* **DATA ENTRIES**
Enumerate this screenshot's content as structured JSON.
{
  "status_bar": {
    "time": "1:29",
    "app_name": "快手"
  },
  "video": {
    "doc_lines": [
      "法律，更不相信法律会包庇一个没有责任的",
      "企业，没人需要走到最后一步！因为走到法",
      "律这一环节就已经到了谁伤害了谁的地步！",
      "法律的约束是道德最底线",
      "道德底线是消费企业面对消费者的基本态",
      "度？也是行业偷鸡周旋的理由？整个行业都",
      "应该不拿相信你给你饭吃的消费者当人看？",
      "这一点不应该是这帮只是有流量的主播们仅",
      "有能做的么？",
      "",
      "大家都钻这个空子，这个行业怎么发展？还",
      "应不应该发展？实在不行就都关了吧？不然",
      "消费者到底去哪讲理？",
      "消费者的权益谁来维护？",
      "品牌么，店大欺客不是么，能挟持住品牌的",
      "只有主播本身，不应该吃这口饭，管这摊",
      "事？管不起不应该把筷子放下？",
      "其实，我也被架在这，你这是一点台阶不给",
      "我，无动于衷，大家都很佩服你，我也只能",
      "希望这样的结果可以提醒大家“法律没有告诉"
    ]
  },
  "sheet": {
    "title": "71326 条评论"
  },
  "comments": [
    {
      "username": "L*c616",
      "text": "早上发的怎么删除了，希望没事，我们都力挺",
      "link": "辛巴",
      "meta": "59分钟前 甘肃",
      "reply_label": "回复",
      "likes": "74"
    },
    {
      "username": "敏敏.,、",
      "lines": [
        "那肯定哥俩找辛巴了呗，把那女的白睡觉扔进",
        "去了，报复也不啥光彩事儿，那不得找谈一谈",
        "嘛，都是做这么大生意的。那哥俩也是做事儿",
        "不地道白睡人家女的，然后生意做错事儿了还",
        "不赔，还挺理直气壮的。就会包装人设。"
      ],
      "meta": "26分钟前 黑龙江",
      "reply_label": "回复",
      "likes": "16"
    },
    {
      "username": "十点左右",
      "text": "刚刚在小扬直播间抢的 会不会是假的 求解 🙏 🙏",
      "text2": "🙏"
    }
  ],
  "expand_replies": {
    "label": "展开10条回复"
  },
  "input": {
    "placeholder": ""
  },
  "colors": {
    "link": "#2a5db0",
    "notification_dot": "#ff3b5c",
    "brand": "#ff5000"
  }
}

* **PROMPT**
Give a word-for-word copy of the records.

* **TASK ANSWER**
Enumerate this screenshot's content as structured JSON.
{
  "status_bar": {
    "time": "1:29",
    "app_name": "快手"
  },
  "video": {
    "doc_lines": [
      "法律，更不相信法律会包庇一个没有责任的",
      "企业，没人需要走到最后一步！因为走到法",
      "律这一环节就已经到了谁伤害了谁的地步！",
      "法律的约束是道德最底线",
      "道德底线是消费企业面对消费者的基本态",
      "度？也是行业偷鸡周旋的理由？整个行业都",
      "应该不拿相信你给你饭吃的消费者当人看？",
      "这一点不应该是这帮只是有流量的主播们仅",
      "有能做的么？",
      "",
      "大家都钻这个空子，这个行业怎么发展？还",
      "应不应该发展？实在不行就都关了吧？不然",
      "消费者到底去哪讲理？",
      "消费者的权益谁来维护？",
      "品牌么，店大欺客不是么，能挟持住品牌的",
      "只有主播本身，不应该吃这口饭，管这摊",
      "事？管不起不应该把筷子放下？",
      "其实，我也被架在这，你这是一点台阶不给",
      "我，无动于衷，大家都很佩服你，我也只能",
      "希望这样的结果可以提醒大家“法律没有告诉"
    ]
  },
  "sheet": {
    "title": "71326 条评论"
  },
  "comments": [
    {
      "username": "L*c616",
      "text": "早上发的怎么删除了，希望没事，我们都力挺",
      "link": "辛巴",
      "meta": "59分钟前 甘肃",
      "reply_label": "回复",
      "likes": "74"
    },
    {
      "username": "敏敏.,、",
      "lines": [
        "那肯定哥俩找辛巴了呗，把那女的白睡觉扔进",
        "去了，报复也不啥光彩事儿，那不得找谈一谈",
        "嘛，都是做这么大生意的。那哥俩也是做事儿",
        "不地道白睡人家女的，然后生意做错事儿了还",
        "不赔，还挺理直气壮的。就会包装人设。"
      ],
      "meta": "26分钟前 黑龙江",
      "reply_label": "回复",
      "likes": "16"
    },
    {
      "username": "十点左右",
      "text": "刚刚在小扬直播间抢的 会不会是假的 求解 🙏 🙏",
      "text2": "🙏"
    }
  ],
  "expand_replies": {
    "label": "展开10条回复"
  },
  "input": {
    "placeholder": ""
  },
  "colors": {
    "link": "#2a5db0",
    "notification_dot": "#ff3b5c",
    "brand": "#ff5000"
  }
}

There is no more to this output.